> _Available records_
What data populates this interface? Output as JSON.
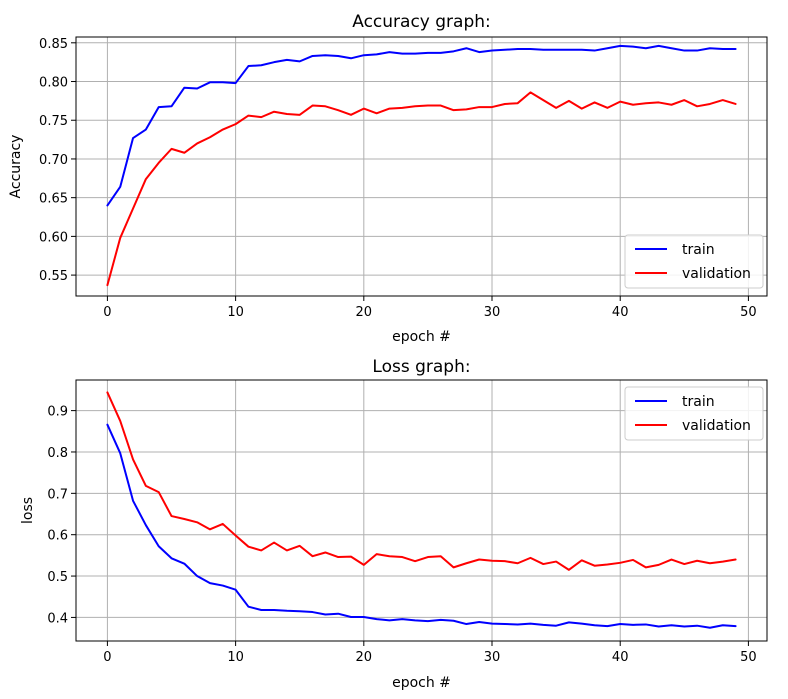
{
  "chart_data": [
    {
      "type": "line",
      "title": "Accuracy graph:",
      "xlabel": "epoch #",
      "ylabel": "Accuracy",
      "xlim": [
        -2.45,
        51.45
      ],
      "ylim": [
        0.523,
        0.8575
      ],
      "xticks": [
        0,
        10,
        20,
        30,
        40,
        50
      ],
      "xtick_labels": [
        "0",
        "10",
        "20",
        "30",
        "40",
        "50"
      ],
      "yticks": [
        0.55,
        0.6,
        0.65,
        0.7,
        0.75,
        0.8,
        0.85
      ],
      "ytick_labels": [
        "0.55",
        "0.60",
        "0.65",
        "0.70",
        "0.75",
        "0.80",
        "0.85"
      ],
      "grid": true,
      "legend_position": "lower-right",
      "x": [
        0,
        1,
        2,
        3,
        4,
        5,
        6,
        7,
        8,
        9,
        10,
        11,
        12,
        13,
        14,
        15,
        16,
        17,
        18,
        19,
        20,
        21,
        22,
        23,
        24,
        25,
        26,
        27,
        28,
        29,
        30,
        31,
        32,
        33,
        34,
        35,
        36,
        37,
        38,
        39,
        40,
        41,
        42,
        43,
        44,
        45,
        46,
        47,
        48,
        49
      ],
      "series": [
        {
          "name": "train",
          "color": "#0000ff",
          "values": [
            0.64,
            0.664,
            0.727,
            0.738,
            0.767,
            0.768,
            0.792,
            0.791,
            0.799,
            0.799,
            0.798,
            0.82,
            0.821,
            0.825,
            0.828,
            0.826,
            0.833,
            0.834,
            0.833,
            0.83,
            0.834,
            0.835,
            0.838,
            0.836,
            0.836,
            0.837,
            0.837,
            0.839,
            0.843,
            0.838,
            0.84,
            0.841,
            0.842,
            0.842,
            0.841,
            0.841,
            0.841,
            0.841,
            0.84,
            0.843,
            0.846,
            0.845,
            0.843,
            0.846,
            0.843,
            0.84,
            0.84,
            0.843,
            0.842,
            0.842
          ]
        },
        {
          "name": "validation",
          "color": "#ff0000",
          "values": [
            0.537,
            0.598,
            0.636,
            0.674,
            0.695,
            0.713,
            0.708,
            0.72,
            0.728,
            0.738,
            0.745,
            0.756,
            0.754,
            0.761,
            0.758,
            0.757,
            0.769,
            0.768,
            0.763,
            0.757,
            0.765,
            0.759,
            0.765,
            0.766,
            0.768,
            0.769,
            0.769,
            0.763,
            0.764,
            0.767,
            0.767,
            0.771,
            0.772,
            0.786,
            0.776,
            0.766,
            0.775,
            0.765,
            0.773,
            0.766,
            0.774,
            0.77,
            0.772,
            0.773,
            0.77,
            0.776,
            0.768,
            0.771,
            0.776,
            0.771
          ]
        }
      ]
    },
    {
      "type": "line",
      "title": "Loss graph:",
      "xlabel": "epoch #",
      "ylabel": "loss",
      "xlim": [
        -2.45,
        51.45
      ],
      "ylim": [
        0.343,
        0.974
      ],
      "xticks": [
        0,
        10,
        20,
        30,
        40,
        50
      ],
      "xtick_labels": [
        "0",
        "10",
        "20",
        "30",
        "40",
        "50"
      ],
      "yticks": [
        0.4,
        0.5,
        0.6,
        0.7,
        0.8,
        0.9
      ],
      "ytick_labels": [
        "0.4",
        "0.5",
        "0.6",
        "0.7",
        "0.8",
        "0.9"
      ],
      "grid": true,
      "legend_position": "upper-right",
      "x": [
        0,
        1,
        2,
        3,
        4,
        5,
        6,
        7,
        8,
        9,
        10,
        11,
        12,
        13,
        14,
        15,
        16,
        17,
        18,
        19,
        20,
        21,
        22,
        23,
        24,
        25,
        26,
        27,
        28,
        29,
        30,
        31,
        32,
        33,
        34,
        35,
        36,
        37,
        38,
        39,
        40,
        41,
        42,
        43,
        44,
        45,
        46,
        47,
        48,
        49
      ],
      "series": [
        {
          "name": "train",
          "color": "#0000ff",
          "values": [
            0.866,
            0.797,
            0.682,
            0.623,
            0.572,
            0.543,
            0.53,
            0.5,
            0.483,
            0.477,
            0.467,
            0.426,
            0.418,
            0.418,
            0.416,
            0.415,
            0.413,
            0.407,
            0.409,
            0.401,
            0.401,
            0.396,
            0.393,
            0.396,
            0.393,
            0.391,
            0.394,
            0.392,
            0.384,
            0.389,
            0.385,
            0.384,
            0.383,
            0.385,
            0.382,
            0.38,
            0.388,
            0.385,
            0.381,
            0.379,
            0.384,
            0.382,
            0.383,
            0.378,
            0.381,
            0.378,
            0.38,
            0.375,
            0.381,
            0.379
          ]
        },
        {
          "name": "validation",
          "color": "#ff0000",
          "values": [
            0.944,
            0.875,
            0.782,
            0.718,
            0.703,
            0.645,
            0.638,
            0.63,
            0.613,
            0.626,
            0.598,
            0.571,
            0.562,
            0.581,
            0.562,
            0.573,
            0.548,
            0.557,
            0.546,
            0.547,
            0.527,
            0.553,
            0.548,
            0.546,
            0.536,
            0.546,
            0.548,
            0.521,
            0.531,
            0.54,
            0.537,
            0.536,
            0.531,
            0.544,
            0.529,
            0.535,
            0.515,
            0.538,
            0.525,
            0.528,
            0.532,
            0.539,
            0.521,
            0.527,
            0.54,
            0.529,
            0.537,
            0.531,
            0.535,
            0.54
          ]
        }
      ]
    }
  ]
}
* * *
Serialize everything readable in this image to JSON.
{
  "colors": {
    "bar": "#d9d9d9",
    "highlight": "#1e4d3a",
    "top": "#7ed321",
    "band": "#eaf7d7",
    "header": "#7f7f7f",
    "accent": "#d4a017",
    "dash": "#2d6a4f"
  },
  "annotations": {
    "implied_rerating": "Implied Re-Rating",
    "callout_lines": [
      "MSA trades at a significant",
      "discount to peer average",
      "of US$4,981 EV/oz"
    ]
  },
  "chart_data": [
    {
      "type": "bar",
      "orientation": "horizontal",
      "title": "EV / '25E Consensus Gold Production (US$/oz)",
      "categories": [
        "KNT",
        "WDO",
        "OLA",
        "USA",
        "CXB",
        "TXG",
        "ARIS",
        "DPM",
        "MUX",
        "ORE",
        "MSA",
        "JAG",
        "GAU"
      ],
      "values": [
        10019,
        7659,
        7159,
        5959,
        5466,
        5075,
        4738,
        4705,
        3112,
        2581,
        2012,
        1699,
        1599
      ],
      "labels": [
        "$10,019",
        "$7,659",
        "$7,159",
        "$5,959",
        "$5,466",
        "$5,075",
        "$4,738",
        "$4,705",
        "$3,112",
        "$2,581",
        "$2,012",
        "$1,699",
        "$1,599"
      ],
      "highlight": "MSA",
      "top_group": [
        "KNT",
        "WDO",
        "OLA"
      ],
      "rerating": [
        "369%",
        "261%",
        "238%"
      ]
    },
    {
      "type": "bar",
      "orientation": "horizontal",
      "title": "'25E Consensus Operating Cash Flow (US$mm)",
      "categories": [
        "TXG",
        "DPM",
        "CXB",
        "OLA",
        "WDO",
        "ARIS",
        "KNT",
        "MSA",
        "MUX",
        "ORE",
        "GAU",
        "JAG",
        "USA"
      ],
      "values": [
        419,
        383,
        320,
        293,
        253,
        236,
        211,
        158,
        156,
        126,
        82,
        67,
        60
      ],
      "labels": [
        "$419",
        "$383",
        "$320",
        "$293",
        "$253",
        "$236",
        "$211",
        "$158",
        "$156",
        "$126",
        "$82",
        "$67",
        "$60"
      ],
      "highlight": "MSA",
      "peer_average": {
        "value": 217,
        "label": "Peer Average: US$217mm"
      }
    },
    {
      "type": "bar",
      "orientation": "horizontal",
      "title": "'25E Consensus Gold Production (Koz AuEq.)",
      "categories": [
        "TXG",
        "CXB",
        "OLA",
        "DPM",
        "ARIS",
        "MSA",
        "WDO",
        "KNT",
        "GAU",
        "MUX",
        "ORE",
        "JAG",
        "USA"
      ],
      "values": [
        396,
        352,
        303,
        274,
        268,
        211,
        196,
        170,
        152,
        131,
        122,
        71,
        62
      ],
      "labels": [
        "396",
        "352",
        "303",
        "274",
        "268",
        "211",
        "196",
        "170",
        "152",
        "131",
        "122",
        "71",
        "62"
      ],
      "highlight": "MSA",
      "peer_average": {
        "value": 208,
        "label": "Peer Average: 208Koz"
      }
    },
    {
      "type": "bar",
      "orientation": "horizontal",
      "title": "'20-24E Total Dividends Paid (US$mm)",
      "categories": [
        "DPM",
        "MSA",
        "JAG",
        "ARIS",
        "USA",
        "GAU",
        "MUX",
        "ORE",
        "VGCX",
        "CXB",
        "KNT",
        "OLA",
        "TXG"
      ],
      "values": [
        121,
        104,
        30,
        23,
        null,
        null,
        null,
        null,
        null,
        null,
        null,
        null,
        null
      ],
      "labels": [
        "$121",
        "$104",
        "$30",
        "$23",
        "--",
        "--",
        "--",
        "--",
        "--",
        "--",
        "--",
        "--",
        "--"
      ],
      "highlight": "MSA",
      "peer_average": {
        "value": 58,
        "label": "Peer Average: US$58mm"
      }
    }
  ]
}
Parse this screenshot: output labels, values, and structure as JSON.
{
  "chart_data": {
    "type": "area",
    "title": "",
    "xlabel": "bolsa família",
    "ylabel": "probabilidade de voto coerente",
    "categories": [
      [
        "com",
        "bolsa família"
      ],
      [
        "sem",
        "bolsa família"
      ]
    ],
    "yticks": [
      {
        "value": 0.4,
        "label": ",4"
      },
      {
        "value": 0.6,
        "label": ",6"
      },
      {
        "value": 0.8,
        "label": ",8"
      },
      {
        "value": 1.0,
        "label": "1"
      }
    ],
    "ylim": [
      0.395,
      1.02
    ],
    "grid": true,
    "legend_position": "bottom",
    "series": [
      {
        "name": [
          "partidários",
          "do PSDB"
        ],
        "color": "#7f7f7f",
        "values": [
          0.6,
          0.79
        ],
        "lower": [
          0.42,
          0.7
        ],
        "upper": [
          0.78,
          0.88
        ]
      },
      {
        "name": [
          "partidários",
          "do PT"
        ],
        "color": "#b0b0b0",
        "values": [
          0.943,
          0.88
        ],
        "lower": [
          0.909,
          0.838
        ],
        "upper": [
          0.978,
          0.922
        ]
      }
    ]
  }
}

> _What needs to be done_
State how many lines of the listing include the word "Consensus". Reply with the number alone.

> _Final result_
3